## START
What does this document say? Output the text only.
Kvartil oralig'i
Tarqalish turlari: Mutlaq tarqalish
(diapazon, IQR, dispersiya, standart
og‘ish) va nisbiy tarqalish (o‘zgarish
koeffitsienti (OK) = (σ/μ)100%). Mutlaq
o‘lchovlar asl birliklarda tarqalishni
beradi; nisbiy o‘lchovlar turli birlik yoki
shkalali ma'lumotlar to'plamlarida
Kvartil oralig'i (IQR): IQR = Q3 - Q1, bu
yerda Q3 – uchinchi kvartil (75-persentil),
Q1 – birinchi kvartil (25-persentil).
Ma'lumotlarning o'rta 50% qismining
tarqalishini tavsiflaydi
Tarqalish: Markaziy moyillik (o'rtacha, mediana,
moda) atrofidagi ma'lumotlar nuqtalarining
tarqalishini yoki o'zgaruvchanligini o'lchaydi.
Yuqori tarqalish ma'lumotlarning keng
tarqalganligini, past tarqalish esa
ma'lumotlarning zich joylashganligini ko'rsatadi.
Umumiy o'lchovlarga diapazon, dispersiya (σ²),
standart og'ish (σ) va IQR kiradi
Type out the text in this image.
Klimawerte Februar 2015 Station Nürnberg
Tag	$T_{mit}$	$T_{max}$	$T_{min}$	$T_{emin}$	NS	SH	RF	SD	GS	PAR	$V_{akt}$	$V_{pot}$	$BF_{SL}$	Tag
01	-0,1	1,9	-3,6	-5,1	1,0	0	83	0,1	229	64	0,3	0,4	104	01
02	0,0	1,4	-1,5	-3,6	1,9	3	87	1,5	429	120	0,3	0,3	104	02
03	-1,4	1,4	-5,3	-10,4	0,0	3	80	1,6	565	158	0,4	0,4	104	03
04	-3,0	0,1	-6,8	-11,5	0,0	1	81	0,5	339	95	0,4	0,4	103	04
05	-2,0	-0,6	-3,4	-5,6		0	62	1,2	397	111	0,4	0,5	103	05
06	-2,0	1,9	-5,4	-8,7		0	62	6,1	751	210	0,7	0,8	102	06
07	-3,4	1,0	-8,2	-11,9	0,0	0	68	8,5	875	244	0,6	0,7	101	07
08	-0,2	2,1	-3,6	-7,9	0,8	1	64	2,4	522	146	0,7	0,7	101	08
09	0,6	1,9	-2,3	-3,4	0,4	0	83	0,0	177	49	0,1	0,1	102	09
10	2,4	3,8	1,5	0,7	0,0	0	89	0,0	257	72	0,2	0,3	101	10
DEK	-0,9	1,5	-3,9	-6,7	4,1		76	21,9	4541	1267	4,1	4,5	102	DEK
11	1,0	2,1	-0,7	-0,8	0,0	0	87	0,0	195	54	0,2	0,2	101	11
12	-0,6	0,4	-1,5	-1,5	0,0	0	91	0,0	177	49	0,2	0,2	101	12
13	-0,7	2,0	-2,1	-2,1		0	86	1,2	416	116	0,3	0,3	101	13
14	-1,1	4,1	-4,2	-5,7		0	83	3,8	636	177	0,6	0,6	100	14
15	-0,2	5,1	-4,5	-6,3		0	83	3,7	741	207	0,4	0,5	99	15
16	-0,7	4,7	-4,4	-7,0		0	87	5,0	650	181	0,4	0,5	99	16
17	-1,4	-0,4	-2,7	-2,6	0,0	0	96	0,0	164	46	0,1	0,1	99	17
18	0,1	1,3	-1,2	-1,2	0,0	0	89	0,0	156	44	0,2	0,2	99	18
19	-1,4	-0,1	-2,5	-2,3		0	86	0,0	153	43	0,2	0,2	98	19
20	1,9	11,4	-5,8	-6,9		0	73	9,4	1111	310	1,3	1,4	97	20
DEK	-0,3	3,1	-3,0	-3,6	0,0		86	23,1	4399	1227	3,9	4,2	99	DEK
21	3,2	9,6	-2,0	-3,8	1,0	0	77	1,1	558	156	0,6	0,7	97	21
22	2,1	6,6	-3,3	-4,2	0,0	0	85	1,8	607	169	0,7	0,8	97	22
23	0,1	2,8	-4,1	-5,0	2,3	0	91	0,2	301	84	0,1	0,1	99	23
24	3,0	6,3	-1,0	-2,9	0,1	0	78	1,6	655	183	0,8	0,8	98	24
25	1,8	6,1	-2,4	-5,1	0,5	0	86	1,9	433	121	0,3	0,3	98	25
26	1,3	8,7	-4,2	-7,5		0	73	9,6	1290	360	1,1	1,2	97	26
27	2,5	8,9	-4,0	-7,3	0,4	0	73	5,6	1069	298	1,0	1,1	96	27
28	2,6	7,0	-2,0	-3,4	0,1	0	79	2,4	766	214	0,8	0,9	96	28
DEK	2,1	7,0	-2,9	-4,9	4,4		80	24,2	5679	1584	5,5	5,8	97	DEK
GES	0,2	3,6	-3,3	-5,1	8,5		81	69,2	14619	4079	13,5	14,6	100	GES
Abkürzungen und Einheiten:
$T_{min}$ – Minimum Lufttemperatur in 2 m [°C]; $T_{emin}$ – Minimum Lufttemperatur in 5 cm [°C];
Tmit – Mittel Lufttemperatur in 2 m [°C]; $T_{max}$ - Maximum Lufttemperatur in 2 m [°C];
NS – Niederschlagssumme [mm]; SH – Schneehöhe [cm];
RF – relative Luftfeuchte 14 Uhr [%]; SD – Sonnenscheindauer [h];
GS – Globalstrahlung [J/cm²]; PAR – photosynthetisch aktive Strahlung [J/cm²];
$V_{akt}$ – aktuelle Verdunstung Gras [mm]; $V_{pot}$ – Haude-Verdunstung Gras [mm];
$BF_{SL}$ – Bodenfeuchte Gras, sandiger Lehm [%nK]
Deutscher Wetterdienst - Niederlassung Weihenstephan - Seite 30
## END
● **PROBLEM TO SOLVE**:
Reply with the number of lines in the data that include the string "standart" and nothing else.

● **THE SOLUTION**:
2